▶ _WORK TO DO_
Read through the entries below and return each line with the word "desfavorable".
* Start DATA FOR THIS EXERCISE *
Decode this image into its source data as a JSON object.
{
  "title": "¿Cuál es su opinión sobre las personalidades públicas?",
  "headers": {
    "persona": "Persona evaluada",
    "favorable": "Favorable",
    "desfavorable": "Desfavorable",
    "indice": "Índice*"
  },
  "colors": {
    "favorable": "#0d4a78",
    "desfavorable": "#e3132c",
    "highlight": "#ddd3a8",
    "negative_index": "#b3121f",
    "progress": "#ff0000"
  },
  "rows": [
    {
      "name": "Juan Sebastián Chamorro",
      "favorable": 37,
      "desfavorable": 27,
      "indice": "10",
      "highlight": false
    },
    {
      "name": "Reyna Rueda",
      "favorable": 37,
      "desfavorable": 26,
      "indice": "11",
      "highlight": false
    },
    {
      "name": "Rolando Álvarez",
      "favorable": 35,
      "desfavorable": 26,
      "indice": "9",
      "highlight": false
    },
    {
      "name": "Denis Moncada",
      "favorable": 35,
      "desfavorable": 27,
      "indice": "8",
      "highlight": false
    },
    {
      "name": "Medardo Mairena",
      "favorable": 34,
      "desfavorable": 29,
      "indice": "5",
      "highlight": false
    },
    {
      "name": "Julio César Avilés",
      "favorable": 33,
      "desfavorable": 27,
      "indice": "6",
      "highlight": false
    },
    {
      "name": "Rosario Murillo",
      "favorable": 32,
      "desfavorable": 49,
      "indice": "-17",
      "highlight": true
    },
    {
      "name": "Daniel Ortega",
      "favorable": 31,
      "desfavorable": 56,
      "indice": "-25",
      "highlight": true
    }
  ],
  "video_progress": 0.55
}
* End DATA FOR THIS EXERCISE *
▶ _WRITTEN RESPONSE_
    "desfavorable": "Desfavorable",
    "desfavorable": "#e3132c",
      "desfavorable": 27,
      "desfavorable": 26,
      "desfavorable": 26,
      "desfavorable": 27,
      "desfavorable": 29,
      "desfavorable": 27,
      "desfavorable": 49,
      "desfavorable": 56,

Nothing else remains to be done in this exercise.